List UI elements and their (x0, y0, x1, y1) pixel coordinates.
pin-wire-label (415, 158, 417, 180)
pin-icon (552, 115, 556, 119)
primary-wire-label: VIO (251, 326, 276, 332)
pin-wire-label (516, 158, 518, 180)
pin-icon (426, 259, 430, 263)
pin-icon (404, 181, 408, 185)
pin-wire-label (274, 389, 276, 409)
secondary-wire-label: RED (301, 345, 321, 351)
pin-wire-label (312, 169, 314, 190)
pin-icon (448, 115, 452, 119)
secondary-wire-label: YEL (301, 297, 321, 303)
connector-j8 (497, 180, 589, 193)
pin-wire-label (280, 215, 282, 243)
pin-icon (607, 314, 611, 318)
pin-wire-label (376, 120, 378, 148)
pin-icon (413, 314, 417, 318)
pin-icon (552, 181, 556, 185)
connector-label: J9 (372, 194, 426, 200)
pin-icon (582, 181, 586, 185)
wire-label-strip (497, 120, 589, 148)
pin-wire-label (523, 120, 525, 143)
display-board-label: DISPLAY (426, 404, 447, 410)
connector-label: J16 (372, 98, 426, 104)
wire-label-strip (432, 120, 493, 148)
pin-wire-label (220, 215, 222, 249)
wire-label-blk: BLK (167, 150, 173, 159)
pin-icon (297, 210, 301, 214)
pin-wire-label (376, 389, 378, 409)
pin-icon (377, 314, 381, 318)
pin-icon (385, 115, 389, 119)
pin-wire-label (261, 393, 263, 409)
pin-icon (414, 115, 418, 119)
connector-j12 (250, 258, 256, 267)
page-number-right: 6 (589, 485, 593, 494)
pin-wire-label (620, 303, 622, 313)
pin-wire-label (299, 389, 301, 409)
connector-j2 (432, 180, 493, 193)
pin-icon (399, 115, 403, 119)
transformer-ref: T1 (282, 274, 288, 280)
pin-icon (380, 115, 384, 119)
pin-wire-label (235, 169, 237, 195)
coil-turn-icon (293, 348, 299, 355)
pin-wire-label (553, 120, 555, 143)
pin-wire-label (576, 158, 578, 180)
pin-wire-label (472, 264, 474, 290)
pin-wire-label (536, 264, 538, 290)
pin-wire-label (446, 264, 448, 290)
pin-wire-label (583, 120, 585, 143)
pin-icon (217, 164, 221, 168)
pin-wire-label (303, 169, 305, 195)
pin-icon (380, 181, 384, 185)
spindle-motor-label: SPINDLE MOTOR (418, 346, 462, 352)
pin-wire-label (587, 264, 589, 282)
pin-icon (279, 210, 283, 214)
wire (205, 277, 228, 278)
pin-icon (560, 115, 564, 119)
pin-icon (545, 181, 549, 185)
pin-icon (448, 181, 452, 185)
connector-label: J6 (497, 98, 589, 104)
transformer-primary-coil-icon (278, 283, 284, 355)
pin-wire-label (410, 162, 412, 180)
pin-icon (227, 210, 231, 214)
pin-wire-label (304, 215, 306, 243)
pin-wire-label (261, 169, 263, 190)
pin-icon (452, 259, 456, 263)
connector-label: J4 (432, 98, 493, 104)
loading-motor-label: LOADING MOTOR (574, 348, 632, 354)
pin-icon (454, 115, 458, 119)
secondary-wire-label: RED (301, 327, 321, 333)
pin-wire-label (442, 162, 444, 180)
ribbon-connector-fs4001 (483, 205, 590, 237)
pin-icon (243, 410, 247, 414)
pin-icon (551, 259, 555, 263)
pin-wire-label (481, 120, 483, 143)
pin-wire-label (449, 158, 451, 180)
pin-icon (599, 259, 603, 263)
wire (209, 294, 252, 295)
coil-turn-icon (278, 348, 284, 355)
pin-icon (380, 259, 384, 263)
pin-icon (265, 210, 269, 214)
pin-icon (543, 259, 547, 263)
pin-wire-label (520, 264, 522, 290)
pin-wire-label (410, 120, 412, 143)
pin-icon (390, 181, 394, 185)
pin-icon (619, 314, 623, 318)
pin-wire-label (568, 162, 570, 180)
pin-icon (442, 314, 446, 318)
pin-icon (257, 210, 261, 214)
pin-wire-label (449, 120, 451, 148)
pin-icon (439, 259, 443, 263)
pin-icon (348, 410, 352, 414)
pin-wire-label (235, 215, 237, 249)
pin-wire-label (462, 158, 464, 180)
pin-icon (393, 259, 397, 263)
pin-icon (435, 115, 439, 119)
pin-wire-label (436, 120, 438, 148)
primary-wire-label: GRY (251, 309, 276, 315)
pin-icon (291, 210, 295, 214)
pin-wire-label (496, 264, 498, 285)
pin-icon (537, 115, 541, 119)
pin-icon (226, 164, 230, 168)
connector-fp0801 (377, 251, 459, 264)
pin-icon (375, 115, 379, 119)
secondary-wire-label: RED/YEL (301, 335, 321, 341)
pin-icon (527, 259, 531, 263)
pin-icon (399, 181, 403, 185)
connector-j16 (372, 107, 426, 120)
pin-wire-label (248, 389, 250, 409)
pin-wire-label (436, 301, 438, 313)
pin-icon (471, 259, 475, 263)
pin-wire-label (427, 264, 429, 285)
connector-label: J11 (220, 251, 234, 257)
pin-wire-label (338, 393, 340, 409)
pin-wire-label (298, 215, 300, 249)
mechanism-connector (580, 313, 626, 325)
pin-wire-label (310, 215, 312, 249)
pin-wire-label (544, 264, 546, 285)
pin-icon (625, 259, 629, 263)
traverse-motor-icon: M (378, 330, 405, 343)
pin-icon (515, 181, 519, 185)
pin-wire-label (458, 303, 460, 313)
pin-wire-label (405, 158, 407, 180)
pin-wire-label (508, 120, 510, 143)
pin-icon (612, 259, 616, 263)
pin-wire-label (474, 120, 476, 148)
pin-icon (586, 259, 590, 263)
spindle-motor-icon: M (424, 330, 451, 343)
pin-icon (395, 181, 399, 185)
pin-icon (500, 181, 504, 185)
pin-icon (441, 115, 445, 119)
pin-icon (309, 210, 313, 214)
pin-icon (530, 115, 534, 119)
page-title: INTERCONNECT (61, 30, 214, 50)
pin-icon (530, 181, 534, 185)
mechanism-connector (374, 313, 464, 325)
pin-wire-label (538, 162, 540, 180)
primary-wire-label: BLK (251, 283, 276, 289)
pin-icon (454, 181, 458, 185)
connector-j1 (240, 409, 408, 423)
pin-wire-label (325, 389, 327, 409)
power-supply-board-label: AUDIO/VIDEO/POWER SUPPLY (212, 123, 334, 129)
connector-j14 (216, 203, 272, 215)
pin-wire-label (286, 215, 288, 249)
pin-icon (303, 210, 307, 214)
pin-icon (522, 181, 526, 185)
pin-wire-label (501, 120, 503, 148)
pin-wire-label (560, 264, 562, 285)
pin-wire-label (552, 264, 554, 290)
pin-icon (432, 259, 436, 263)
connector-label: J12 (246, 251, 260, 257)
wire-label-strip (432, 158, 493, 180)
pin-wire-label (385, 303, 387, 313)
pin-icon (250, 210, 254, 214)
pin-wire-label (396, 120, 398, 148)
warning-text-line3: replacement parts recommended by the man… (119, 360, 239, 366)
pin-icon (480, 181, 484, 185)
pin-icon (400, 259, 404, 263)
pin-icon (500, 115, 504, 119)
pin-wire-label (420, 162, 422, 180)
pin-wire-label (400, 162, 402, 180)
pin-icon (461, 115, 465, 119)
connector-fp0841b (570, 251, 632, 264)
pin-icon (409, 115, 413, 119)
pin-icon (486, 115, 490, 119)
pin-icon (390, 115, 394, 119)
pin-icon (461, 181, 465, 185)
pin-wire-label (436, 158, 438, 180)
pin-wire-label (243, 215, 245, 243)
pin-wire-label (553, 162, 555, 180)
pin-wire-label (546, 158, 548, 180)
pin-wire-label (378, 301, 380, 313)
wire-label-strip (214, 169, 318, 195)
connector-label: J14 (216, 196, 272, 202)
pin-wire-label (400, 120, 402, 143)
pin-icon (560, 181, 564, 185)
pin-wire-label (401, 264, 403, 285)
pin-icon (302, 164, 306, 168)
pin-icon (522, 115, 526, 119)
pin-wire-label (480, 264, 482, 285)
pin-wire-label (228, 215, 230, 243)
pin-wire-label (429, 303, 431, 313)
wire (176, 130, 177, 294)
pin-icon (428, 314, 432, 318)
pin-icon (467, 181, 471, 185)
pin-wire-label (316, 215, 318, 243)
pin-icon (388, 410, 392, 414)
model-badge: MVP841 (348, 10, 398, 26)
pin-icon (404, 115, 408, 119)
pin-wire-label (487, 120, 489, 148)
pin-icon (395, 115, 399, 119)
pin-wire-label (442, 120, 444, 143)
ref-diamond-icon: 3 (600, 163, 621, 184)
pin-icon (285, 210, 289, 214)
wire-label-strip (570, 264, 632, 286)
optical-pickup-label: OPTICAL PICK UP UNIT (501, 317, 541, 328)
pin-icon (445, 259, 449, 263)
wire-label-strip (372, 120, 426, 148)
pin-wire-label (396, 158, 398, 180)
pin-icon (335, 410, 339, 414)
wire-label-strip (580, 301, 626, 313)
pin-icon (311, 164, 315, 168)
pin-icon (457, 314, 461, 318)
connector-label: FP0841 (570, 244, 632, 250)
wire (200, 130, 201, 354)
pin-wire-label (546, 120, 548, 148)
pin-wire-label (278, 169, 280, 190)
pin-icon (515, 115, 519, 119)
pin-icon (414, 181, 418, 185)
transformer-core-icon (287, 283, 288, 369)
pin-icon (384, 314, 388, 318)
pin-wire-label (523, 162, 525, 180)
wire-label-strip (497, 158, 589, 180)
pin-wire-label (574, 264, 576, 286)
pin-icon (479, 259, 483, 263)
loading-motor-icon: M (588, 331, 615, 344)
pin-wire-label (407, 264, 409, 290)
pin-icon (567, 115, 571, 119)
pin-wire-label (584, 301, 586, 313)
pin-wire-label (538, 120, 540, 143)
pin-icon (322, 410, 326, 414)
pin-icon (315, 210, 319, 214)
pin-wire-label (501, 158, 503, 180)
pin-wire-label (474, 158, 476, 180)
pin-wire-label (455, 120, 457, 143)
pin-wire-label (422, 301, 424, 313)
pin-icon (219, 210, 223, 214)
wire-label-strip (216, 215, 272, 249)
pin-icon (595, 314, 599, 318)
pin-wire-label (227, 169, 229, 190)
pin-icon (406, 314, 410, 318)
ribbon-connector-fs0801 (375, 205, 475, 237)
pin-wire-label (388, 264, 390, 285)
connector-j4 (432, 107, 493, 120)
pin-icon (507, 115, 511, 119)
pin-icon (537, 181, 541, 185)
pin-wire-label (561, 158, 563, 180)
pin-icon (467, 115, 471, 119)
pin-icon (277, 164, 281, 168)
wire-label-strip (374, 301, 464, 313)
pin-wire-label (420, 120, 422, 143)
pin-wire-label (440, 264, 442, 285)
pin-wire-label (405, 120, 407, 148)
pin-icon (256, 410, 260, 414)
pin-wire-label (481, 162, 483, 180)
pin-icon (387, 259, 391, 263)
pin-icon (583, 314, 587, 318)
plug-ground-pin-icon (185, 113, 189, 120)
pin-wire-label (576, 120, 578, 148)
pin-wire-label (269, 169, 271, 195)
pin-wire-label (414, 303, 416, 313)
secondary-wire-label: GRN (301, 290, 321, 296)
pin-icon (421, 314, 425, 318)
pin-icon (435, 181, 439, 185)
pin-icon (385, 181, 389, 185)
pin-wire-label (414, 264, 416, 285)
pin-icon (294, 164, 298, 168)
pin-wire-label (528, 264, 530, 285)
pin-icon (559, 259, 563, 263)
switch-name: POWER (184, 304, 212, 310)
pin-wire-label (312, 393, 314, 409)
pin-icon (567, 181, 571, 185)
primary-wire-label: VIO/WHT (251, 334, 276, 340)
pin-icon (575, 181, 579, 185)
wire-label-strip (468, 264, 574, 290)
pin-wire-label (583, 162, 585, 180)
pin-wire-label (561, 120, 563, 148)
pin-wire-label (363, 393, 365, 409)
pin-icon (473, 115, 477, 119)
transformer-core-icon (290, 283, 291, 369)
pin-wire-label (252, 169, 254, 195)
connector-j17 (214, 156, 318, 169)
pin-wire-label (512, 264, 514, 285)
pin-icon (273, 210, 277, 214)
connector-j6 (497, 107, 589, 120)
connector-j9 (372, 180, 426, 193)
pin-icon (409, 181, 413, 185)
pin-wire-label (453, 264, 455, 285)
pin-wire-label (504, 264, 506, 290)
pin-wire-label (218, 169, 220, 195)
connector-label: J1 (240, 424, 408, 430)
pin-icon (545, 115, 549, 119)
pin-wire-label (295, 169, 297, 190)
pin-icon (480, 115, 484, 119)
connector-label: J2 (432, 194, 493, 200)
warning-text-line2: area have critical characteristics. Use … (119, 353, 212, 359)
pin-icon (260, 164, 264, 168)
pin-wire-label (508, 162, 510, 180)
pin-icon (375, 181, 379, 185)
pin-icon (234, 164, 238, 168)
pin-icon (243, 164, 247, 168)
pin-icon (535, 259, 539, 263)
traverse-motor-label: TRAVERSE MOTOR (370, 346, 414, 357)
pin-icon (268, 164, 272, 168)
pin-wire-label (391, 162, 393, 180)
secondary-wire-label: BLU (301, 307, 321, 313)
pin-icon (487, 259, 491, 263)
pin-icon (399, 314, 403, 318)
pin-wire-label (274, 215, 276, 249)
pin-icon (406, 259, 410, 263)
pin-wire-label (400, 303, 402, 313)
══════════════════════════════
§ To be done: Reproduce the lines of the listing exactly, starting at its first line and continuing through the line that contains "pin-wire-label (299, 389, 301, 409)".

§ Complete answer:
List UI elements and their (x0, y0, x1, y1) pixel coordinates.
pin-wire-label (415, 158, 417, 180)
pin-icon (552, 115, 556, 119)
primary-wire-label: VIO (251, 326, 276, 332)
pin-wire-label (516, 158, 518, 180)
pin-icon (426, 259, 430, 263)
pin-icon (404, 181, 408, 185)
pin-wire-label (274, 389, 276, 409)
secondary-wire-label: RED (301, 345, 321, 351)
pin-wire-label (312, 169, 314, 190)
pin-icon (448, 115, 452, 119)
secondary-wire-label: YEL (301, 297, 321, 303)
connector-j8 (497, 180, 589, 193)
pin-wire-label (280, 215, 282, 243)
pin-icon (607, 314, 611, 318)
pin-wire-label (376, 120, 378, 148)
pin-icon (413, 314, 417, 318)
pin-icon (552, 181, 556, 185)
connector-label: J9 (372, 194, 426, 200)
pin-icon (582, 181, 586, 185)
wire-label-strip (497, 120, 589, 148)
pin-wire-label (523, 120, 525, 143)
display-board-label: DISPLAY (426, 404, 447, 410)
connector-label: J16 (372, 98, 426, 104)
wire-label-strip (432, 120, 493, 148)
pin-wire-label (220, 215, 222, 249)
wire-label-blk: BLK (167, 150, 173, 159)
pin-icon (297, 210, 301, 214)
pin-wire-label (376, 389, 378, 409)
pin-icon (377, 314, 381, 318)
pin-icon (385, 115, 389, 119)
pin-wire-label (261, 393, 263, 409)
pin-icon (414, 115, 418, 119)
connector-j12 (250, 258, 256, 267)
page-number-right: 6 (589, 485, 593, 494)
pin-wire-label (620, 303, 622, 313)
pin-wire-label (299, 389, 301, 409)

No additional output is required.